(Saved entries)
━━━━━━━━━━━━━━━━━━━━━━━━━━━━━━
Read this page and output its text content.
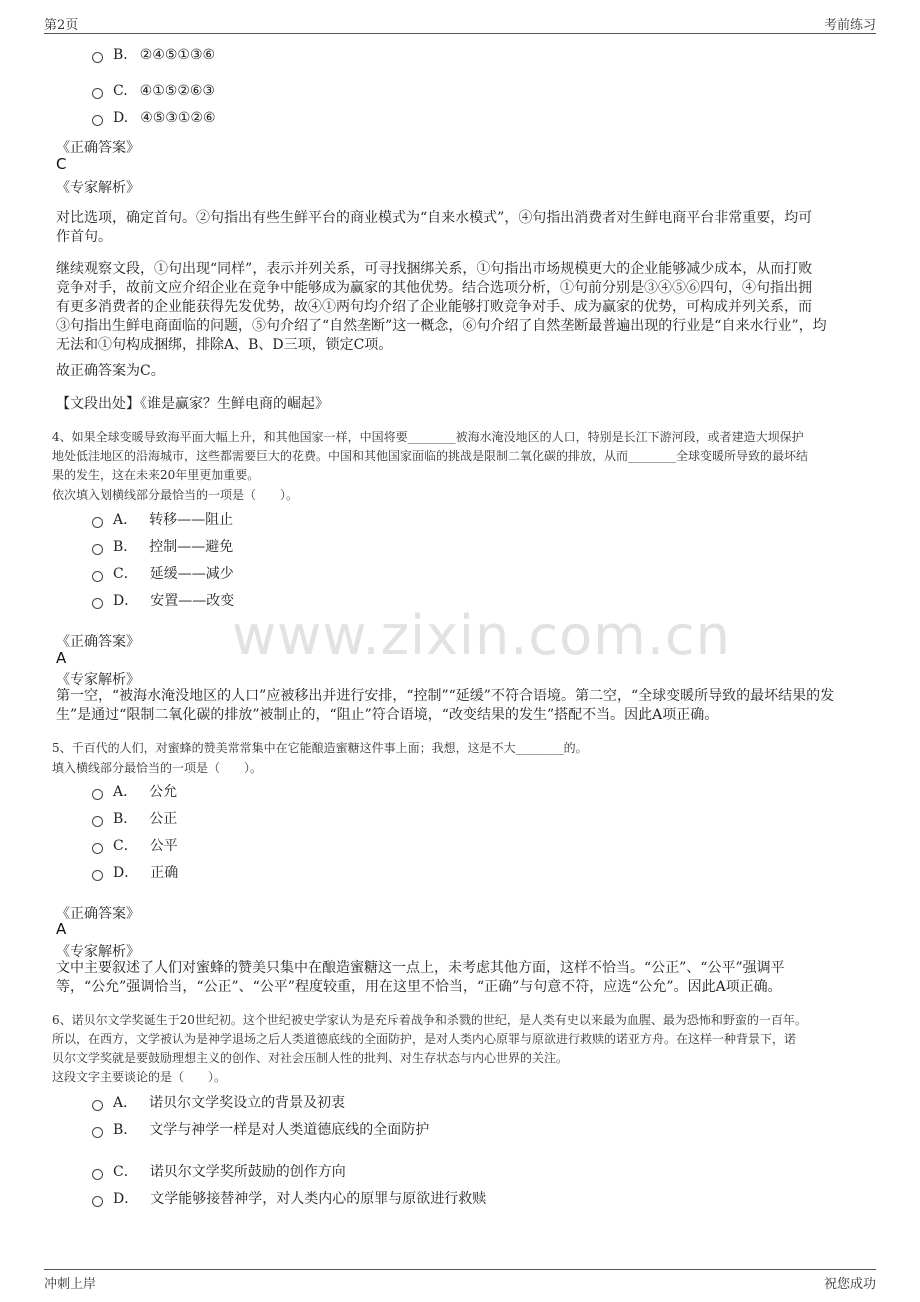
第2页	考前练习
www.zixin.com.cn
B. ②④⑤①③⑥
C. ④①⑤②⑥③
D. ④⑤③①②⑥
《正确答案》
C
《专家解析》
对比选项，确定首句。②句指出有些生鲜平台的商业模式为“自来水模式”，④句指出消费者对生鲜电商平台非常重要，均可
作首句。
继续观察文段，①句出现“同样”，表示并列关系，可寻找捆绑关系，①句指出市场规模更大的企业能够减少成本，从而打败
竞争对手，故前文应介绍企业在竞争中能够成为赢家的其他优势。结合选项分析，①句前分别是③④⑤⑥四句，④句指出拥
有更多消费者的企业能获得先发优势，故④①两句均介绍了企业能够打败竞争对手、成为赢家的优势，可构成并列关系，而
③句指出生鲜电商面临的问题，⑤句介绍了“自然垄断”这一概念，⑥句介绍了自然垄断最普遍出现的行业是“自来水行业”，均
无法和①句构成捆绑，排除A、B、D三项，锁定C项。
故正确答案为C。
【文段出处】《谁是赢家？生鲜电商的崛起》
4、如果全球变暖导致海平面大幅上升，和其他国家一样，中国将要________被海水淹没地区的人口，特别是长江下游河段，或者建造大坝保护
地处低洼地区的沿海城市，这些都需要巨大的花费。中国和其他国家面临的挑战是限制二氧化碳的排放，从而________全球变暖所导致的最坏结
果的发生，这在未来20年里更加重要。
依次填入划横线部分最恰当的一项是（　　）。
A． 转移——阻止
B． 控制——避免
C． 延缓——减少
D． 安置——改变
《正确答案》
A
《专家解析》
第一空，“被海水淹没地区的人口”应被移出并进行安排，“控制”“延缓”不符合语境。第二空，“全球变暖所导致的最坏结果的发
生”是通过“限制二氧化碳的排放”被制止的，“阻止”符合语境，“改变结果的发生”搭配不当。因此A项正确。
5、千百代的人们，对蜜蜂的赞美常常集中在它能酿造蜜糖这件事上面；我想，这是不大________的。
填入横线部分最恰当的一项是（　　）。
A． 公允
B． 公正
C． 公平
D． 正确
《正确答案》
A
《专家解析》
文中主要叙述了人们对蜜蜂的赞美只集中在酿造蜜糖这一点上，未考虑其他方面，这样不恰当。“公正”、“公平”强调平
等，“公允”强调恰当，“公正”、“公平”程度较重，用在这里不恰当，“正确”与句意不符，应选“公允”。因此A项正确。
6、诺贝尔文学奖诞生于20世纪初。这个世纪被史学家认为是充斥着战争和杀戮的世纪，是人类有史以来最为血腥、最为恐怖和野蛮的一百年。
所以，在西方，文学被认为是神学退场之后人类道德底线的全面防护，是对人类内心原罪与原欲进行救赎的诺亚方舟。在这样一种背景下，诺
贝尔文学奖就是要鼓励理想主义的创作、对社会压制人性的批判、对生存状态与内心世界的关注。
这段文字主要谈论的是（　　）。
A． 诺贝尔文学奖设立的背景及初衷
B． 文学与神学一样是对人类道德底线的全面防护
C． 诺贝尔文学奖所鼓励的创作方向
D． 文学能够接替神学，对人类内心的原罪与原欲进行救赎
冲刺上岸	祝您成功
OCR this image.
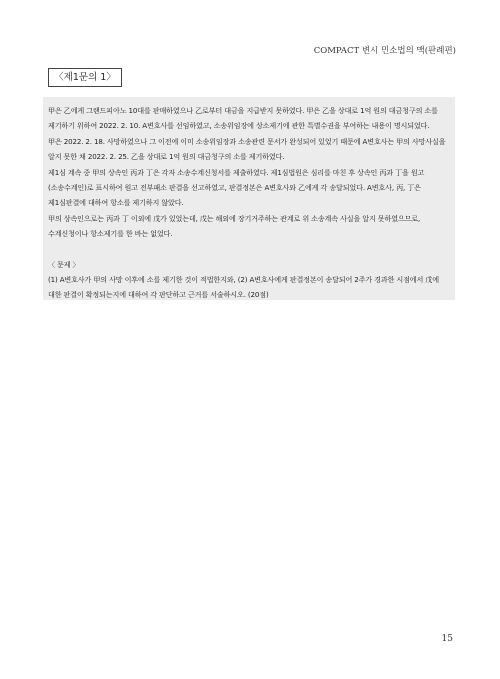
COMPACT 변시 민소법의 맥(판례편)
〈제1문의 1〉

甲은 乙에게 그랜드피아노 10대를 판매하였으나 乙로부터 대금을 지급받지 못하였다. 甲은 乙을 상대로 1억 원의 대금청구의 소를 제기하기 위하여 2022. 2. 10. A변호사를 선임하였고, 소송위임장에 상소제기에 관한 특별수권을 부여하는 내용이 명시되었다.

甲은 2022. 2. 18. 사망하였으나 그 이전에 이미 소송위임장과 소송관련 문서가 완성되어 있었기 때문에 A변호사는 甲의 사망사실을 알지 못한 채 2022. 2. 25. 乙을 상대로 1억 원의 대금청구의 소를 제기하였다.

제1심 계속 중 甲의 상속인 丙과 丁은 각자 소송수계신청서를 제출하였다. 제1심법원은 심리를 마친 후 상속인 丙과 丁을 원고(소송수계인)로 표시하여 원고 전부패소 판결을 선고하였고, 판결정본은 A변호사와 乙에게 각 송달되었다. A변호사, 丙, 丁은 제1심판결에 대하여 항소를 제기하지 않았다.

甲의 상속인으로는 丙과 丁 이외에 戊가 있었는데, 戊는 해외에 장기거주하는 관계로 위 소송계속 사실을 알지 못하였으므로, 수계신청이나 항소제기를 한 바는 없었다.

〈 문제 〉

(1) A변호사가 甲의 사망 이후에 소를 제기한 것이 적법한지와, (2) A변호사에게 판결정본이 송달되어 2주가 경과한 시점에서 戊에 대한 판결이 확정되는지에 대하여 각 판단하고 근거를 서술하시오. (20점)

15
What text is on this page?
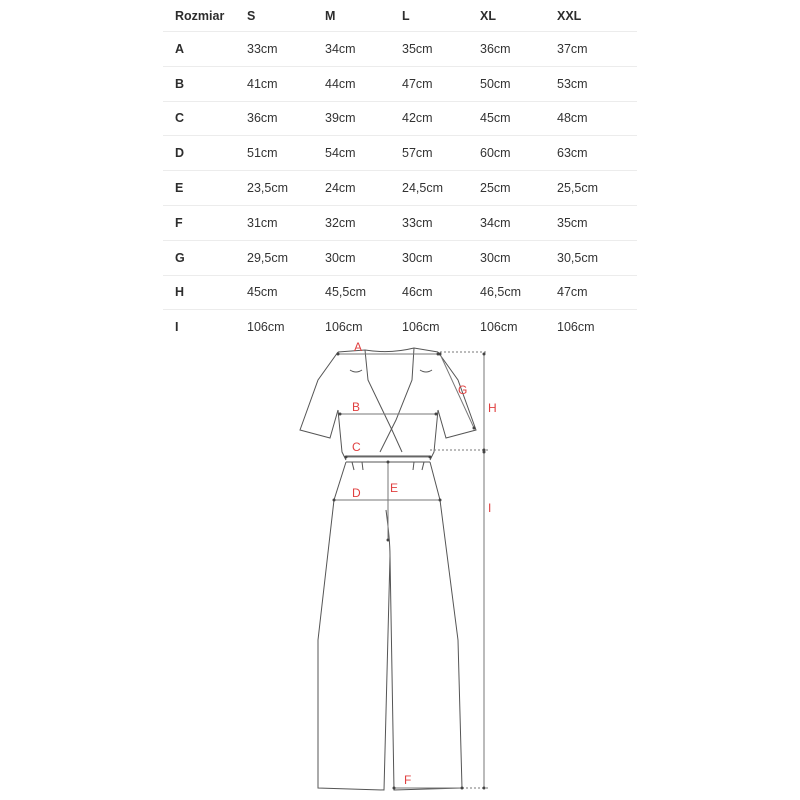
Rozmiar	S	M	L	XL	XXL
A	33cm	34cm	35cm	36cm	37cm
B	41cm	44cm	47cm	50cm	53cm
C	36cm	39cm	42cm	45cm	48cm
D	51cm	54cm	57cm	60cm	63cm
E	23,5cm	24cm	24,5cm	25cm	25,5cm
F	31cm	32cm	33cm	34cm	35cm
G	29,5cm	30cm	30cm	30cm	30,5cm
H	45cm	45,5cm	46cm	46,5cm	47cm
I	106cm	106cm	106cm	106cm	106cm
A
B
C
D E
F
G
H
I
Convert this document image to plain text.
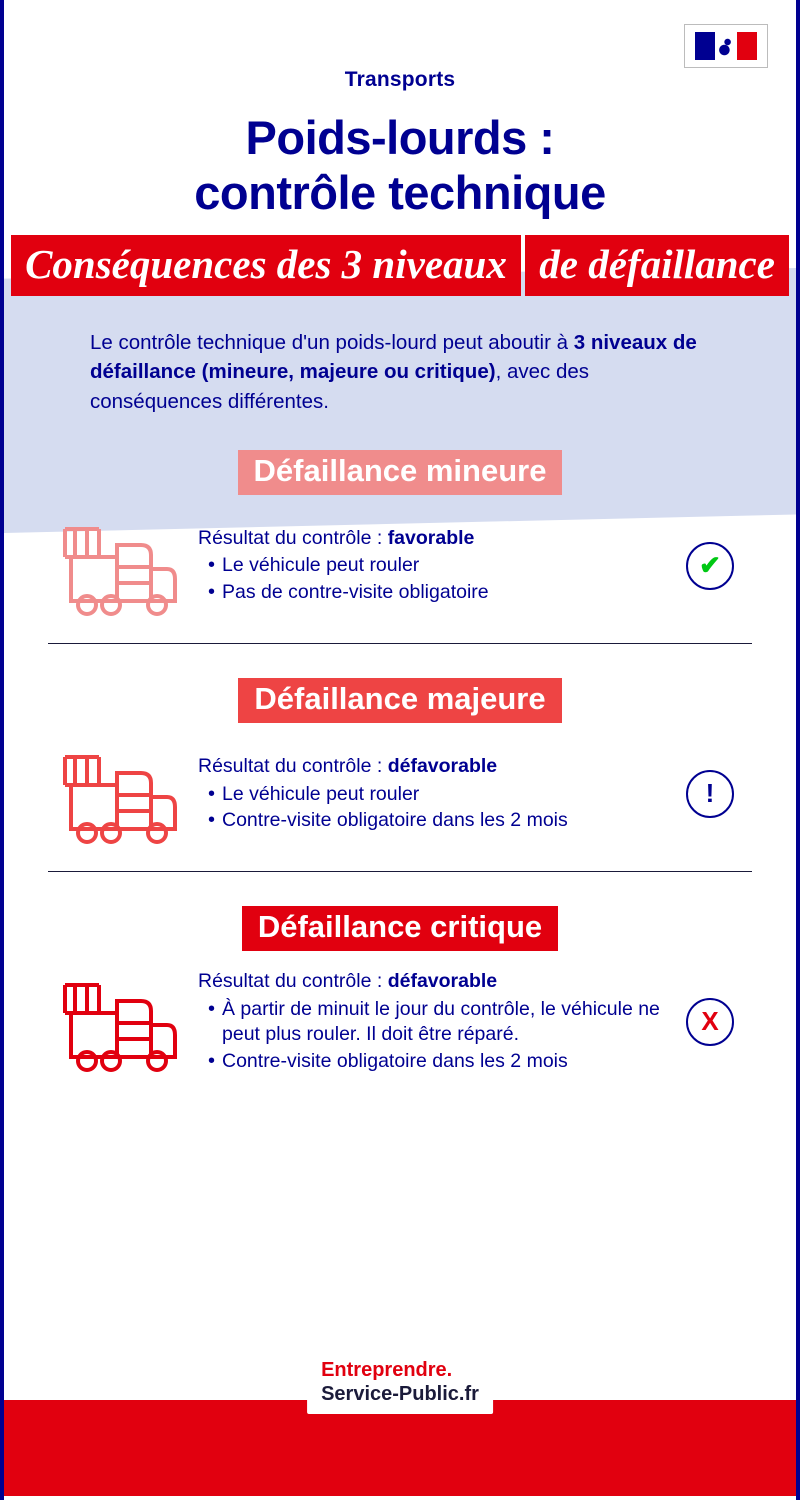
Transports
Poids-lourds :
contrôle technique
Conséquences des 3 niveaux de défaillance
Le contrôle technique d'un poids-lourd peut aboutir à 3 niveaux de défaillance (mineure, majeure ou critique), avec des conséquences différentes.
Défaillance mineure
Résultat du contrôle : favorable
• Le véhicule peut rouler
• Pas de contre-visite obligatoire
✔
Défaillance majeure
Résultat du contrôle : défavorable
• Le véhicule peut rouler
• Contre-visite obligatoire dans les 2 mois
!
Défaillance critique
Résultat du contrôle : défavorable
• À partir de minuit le jour du contrôle, le véhicule ne peut plus rouler. Il doit être réparé.
• Contre-visite obligatoire dans les 2 mois
X
Entreprendre.
Service-Public.fr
━━━━━━━━━━━━━━━━━━━━━━━━━━━━━━
Task description
Write out the records above exactly as they stand, leaving out every picture.

Final answer
Read this page and output its text content.
第2页	考前练习
www.zixin.com.cn
B. ②④⑤①③⑥
C. ④①⑤②⑥③
D. ④⑤③①②⑥
《正确答案》
C
《专家解析》
对比选项，确定首句。②句指出有些生鲜平台的商业模式为“自来水模式”，④句指出消费者对生鲜电商平台非常重要，均可
作首句。
继续观察文段，①句出现“同样”，表示并列关系，可寻找捆绑关系，①句指出市场规模更大的企业能够减少成本，从而打败
竞争对手，故前文应介绍企业在竞争中能够成为赢家的其他优势。结合选项分析，①句前分别是③④⑤⑥四句，④句指出拥
有更多消费者的企业能获得先发优势，故④①两句均介绍了企业能够打败竞争对手、成为赢家的优势，可构成并列关系，而
③句指出生鲜电商面临的问题，⑤句介绍了“自然垄断”这一概念，⑥句介绍了自然垄断最普遍出现的行业是“自来水行业”，均
无法和①句构成捆绑，排除A、B、D三项，锁定C项。
故正确答案为C。
【文段出处】《谁是赢家？生鲜电商的崛起》
4、如果全球变暖导致海平面大幅上升，和其他国家一样，中国将要________被海水淹没地区的人口，特别是长江下游河段，或者建造大坝保护
地处低洼地区的沿海城市，这些都需要巨大的花费。中国和其他国家面临的挑战是限制二氧化碳的排放，从而________全球变暖所导致的最坏结
果的发生，这在未来20年里更加重要。
依次填入划横线部分最恰当的一项是（　　）。
A． 转移——阻止
B． 控制——避免
C． 延缓——减少
D． 安置——改变
《正确答案》
A
《专家解析》
第一空，“被海水淹没地区的人口”应被移出并进行安排，“控制”“延缓”不符合语境。第二空，“全球变暖所导致的最坏结果的发
生”是通过“限制二氧化碳的排放”被制止的，“阻止”符合语境，“改变结果的发生”搭配不当。因此A项正确。
5、千百代的人们，对蜜蜂的赞美常常集中在它能酿造蜜糖这件事上面；我想，这是不大________的。
填入横线部分最恰当的一项是（　　）。
A． 公允
B． 公正
C． 公平
D． 正确
《正确答案》
A
《专家解析》
文中主要叙述了人们对蜜蜂的赞美只集中在酿造蜜糖这一点上，未考虑其他方面，这样不恰当。“公正”、“公平”强调平
等，“公允”强调恰当，“公正”、“公平”程度较重，用在这里不恰当，“正确”与句意不符，应选“公允”。因此A项正确。
6、诺贝尔文学奖诞生于20世纪初。这个世纪被史学家认为是充斥着战争和杀戮的世纪，是人类有史以来最为血腥、最为恐怖和野蛮的一百年。
所以，在西方，文学被认为是神学退场之后人类道德底线的全面防护，是对人类内心原罪与原欲进行救赎的诺亚方舟。在这样一种背景下，诺
贝尔文学奖就是要鼓励理想主义的创作、对社会压制人性的批判、对生存状态与内心世界的关注。
这段文字主要谈论的是（　　）。
A． 诺贝尔文学奖设立的背景及初衷
B． 文学与神学一样是对人类道德底线的全面防护
C． 诺贝尔文学奖所鼓励的创作方向
D． 文学能够接替神学，对人类内心的原罪与原欲进行救赎
冲刺上岸	祝您成功
OCR this image.
COMPACT 변시 민소법의 맥(판례편)
〈제1문의 1〉

甲은 乙에게 그랜드피아노 10대를 판매하였으나 乙로부터 대금을 지급받지 못하였다. 甲은 乙을 상대로 1억 원의 대금청구의 소를 제기하기 위하여 2022. 2. 10. A변호사를 선임하였고, 소송위임장에 상소제기에 관한 특별수권을 부여하는 내용이 명시되었다.

甲은 2022. 2. 18. 사망하였으나 그 이전에 이미 소송위임장과 소송관련 문서가 완성되어 있었기 때문에 A변호사는 甲의 사망사실을 알지 못한 채 2022. 2. 25. 乙을 상대로 1억 원의 대금청구의 소를 제기하였다.

제1심 계속 중 甲의 상속인 丙과 丁은 각자 소송수계신청서를 제출하였다. 제1심법원은 심리를 마친 후 상속인 丙과 丁을 원고(소송수계인)로 표시하여 원고 전부패소 판결을 선고하였고, 판결정본은 A변호사와 乙에게 각 송달되었다. A변호사, 丙, 丁은 제1심판결에 대하여 항소를 제기하지 않았다.

甲의 상속인으로는 丙과 丁 이외에 戊가 있었는데, 戊는 해외에 장기거주하는 관계로 위 소송계속 사실을 알지 못하였으므로, 수계신청이나 항소제기를 한 바는 없었다.

〈 문제 〉

(1) A변호사가 甲의 사망 이후에 소를 제기한 것이 적법한지와, (2) A변호사에게 판결정본이 송달되어 2주가 경과한 시점에서 戊에 대한 판결이 확정되는지에 대하여 각 판단하고 근거를 서술하시오. (20점)

15
What text is on this page?
Rozmiar	S	M	L	XL	XXL
A	33cm	34cm	35cm	36cm	37cm
B	41cm	44cm	47cm	50cm	53cm
C	36cm	39cm	42cm	45cm	48cm
D	51cm	54cm	57cm	60cm	63cm
E	23,5cm	24cm	24,5cm	25cm	25,5cm
F	31cm	32cm	33cm	34cm	35cm
G	29,5cm	30cm	30cm	30cm	30,5cm
H	45cm	45,5cm	46cm	46,5cm	47cm
I	106cm	106cm	106cm	106cm	106cm
A
B
C
D E
F
G
H
I
Convert this document image to plain text.
Transports
Poids-lourds :
contrôle technique
Conséquences des 3 niveaux de défaillance
Le contrôle technique d'un poids-lourd peut aboutir à 3 niveaux de défaillance (mineure, majeure ou critique), avec des conséquences différentes.
Défaillance mineure
Résultat du contrôle : favorable
• Le véhicule peut rouler
• Pas de contre-visite obligatoire
✔
Défaillance majeure
Résultat du contrôle : défavorable
• Le véhicule peut rouler
• Contre-visite obligatoire dans les 2 mois
!
Défaillance critique
Résultat du contrôle : défavorable
• À partir de minuit le jour du contrôle, le véhicule ne peut plus rouler. Il doit être réparé.
• Contre-visite obligatoire dans les 2 mois
X
Entreprendre.
Service-Public.fr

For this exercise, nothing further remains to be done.